The request: Compute the number of lines that include the string "name", then output that number and nothing else.

>>>

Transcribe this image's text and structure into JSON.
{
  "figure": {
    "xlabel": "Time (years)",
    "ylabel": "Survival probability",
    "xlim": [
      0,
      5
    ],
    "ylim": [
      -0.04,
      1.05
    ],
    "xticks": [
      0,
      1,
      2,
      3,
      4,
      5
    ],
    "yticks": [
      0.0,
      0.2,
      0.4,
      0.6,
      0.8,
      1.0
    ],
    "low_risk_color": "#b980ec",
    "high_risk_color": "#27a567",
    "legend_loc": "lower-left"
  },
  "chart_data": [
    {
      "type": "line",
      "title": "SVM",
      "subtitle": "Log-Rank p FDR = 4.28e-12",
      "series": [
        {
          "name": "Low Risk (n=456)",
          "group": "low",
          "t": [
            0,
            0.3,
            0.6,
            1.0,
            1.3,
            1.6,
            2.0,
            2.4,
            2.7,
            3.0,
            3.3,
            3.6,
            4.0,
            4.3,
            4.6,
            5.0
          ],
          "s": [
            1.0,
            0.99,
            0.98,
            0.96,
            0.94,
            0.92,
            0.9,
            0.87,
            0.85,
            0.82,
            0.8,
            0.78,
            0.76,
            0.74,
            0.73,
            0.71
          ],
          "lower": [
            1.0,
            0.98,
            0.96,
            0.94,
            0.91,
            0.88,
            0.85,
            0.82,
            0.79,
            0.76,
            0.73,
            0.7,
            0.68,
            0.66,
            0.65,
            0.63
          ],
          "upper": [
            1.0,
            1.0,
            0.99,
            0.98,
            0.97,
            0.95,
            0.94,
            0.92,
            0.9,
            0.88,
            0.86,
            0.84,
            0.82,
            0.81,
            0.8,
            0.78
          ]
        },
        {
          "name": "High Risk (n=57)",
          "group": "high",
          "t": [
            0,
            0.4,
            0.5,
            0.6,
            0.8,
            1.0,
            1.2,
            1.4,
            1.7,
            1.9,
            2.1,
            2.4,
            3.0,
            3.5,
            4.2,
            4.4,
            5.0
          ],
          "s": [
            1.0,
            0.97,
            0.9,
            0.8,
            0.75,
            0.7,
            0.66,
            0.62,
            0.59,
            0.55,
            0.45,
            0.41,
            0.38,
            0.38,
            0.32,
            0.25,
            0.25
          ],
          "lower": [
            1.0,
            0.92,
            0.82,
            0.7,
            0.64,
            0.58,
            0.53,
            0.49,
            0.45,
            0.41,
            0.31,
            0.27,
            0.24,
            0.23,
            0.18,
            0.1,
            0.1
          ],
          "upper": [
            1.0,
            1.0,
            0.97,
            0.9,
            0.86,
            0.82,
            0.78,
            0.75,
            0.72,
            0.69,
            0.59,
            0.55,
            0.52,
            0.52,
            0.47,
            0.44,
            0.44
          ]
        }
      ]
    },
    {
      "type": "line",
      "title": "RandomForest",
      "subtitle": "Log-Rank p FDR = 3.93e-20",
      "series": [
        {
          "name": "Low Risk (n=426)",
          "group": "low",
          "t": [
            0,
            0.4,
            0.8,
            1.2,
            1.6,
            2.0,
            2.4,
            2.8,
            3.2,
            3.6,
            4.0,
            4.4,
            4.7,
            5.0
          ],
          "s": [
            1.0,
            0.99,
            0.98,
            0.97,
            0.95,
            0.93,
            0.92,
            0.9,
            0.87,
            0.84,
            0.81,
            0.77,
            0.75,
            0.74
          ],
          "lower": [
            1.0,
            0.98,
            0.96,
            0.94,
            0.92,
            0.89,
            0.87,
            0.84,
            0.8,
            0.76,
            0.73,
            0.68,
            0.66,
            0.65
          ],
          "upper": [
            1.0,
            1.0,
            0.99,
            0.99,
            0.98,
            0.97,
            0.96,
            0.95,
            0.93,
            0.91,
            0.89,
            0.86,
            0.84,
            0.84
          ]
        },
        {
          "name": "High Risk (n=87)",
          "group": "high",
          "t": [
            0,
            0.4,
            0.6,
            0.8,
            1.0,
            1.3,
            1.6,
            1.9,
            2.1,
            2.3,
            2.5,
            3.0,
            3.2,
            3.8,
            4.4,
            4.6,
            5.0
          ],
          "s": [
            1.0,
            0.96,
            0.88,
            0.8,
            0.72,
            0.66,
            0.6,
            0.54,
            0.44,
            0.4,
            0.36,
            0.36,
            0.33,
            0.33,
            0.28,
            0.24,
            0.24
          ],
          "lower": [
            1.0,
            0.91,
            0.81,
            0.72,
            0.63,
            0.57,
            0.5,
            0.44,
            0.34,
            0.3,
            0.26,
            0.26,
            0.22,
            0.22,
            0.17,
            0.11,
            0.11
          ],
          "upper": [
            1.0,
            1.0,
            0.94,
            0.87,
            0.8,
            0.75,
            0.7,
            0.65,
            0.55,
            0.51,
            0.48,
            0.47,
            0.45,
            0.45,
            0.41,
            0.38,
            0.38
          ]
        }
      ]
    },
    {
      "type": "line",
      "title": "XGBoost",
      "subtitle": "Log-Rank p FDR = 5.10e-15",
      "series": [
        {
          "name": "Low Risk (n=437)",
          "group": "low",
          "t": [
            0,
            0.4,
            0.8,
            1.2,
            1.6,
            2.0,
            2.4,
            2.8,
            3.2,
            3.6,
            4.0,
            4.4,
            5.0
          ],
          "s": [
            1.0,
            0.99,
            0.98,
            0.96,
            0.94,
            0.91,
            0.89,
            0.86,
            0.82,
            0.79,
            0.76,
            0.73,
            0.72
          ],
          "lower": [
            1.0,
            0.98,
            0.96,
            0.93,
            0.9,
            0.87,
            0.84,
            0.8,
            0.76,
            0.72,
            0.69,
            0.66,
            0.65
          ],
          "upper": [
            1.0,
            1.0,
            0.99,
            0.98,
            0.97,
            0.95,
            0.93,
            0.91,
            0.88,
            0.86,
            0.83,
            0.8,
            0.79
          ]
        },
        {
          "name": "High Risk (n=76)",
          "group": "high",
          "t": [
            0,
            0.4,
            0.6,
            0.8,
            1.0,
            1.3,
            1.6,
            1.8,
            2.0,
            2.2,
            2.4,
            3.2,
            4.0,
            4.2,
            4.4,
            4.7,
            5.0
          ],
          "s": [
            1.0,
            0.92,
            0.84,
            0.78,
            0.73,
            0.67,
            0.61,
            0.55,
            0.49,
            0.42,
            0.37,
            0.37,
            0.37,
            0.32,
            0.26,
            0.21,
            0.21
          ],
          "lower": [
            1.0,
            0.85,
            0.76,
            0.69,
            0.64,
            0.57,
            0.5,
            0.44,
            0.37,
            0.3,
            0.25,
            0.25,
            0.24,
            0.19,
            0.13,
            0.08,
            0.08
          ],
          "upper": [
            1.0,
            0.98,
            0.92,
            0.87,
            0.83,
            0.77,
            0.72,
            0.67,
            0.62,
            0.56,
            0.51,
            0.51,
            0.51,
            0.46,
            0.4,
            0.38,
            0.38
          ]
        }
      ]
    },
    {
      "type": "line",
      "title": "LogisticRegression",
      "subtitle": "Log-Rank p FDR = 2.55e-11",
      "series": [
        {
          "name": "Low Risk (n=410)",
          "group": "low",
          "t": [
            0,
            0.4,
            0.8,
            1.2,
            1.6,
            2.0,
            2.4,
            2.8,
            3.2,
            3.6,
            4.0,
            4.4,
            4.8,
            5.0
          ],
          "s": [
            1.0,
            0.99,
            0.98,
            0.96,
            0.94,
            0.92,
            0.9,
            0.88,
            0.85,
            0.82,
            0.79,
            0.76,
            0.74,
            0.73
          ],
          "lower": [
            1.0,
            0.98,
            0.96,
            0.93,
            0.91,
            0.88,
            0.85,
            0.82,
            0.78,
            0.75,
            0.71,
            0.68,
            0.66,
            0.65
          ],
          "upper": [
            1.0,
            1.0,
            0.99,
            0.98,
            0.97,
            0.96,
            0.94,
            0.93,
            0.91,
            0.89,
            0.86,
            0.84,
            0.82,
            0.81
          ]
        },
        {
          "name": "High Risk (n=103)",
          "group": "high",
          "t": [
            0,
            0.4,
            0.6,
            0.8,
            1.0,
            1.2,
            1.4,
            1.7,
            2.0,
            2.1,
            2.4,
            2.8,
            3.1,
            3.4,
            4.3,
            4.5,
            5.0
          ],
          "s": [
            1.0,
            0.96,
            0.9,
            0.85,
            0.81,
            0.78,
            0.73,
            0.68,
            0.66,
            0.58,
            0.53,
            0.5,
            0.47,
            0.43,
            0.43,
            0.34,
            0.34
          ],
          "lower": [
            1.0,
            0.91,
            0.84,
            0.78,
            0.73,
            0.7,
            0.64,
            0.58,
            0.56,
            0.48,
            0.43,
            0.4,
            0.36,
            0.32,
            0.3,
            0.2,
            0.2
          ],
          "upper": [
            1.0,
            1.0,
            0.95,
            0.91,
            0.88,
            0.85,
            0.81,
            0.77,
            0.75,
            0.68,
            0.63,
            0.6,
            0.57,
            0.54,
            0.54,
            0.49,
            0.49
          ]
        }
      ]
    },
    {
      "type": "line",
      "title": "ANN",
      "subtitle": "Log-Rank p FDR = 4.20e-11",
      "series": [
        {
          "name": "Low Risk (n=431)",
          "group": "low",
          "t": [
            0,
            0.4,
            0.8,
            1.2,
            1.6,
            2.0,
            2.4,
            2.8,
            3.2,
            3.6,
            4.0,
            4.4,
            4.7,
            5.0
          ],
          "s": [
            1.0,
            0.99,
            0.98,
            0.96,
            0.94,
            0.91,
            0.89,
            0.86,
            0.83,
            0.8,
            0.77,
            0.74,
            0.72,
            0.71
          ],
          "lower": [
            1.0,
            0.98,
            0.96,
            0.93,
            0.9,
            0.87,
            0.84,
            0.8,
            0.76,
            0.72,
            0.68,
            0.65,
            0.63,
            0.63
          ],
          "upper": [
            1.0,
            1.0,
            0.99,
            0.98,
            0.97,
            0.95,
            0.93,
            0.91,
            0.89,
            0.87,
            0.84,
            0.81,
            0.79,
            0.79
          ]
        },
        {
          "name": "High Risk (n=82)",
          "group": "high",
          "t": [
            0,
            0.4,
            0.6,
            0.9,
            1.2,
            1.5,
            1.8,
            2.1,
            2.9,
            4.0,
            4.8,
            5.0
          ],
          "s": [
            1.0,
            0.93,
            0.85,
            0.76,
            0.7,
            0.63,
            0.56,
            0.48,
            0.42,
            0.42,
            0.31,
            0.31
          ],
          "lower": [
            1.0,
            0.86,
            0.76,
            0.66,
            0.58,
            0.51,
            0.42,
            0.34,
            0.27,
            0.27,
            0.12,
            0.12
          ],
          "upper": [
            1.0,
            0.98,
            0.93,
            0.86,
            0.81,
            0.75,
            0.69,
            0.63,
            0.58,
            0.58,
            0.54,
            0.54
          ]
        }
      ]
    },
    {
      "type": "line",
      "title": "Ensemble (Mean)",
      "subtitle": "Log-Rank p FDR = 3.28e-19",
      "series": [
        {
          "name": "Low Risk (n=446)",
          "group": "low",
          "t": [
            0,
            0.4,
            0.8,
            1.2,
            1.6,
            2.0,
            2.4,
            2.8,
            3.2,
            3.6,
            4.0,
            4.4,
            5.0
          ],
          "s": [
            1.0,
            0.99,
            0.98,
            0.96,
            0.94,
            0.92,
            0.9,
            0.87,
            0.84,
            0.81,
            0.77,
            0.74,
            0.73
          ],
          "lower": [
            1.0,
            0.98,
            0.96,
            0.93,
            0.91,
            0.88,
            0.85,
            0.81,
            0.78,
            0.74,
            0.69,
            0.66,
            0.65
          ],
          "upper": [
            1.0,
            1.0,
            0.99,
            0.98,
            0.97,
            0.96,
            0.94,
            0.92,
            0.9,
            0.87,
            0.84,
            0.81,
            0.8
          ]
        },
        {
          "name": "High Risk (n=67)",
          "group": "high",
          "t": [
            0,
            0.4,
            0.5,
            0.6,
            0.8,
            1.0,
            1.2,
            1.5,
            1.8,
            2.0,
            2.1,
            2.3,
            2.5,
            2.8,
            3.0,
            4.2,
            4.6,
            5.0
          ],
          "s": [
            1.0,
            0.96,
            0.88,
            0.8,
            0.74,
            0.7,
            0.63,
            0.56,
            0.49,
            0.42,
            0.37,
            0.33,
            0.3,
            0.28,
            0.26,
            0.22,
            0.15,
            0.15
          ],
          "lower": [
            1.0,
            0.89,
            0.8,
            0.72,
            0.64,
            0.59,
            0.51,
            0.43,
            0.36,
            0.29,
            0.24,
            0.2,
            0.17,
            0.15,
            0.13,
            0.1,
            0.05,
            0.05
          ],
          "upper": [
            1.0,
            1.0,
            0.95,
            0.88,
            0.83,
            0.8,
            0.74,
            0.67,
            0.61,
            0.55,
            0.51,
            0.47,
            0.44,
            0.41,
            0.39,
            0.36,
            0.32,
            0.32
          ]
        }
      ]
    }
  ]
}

<<<

Output of the exercise: 12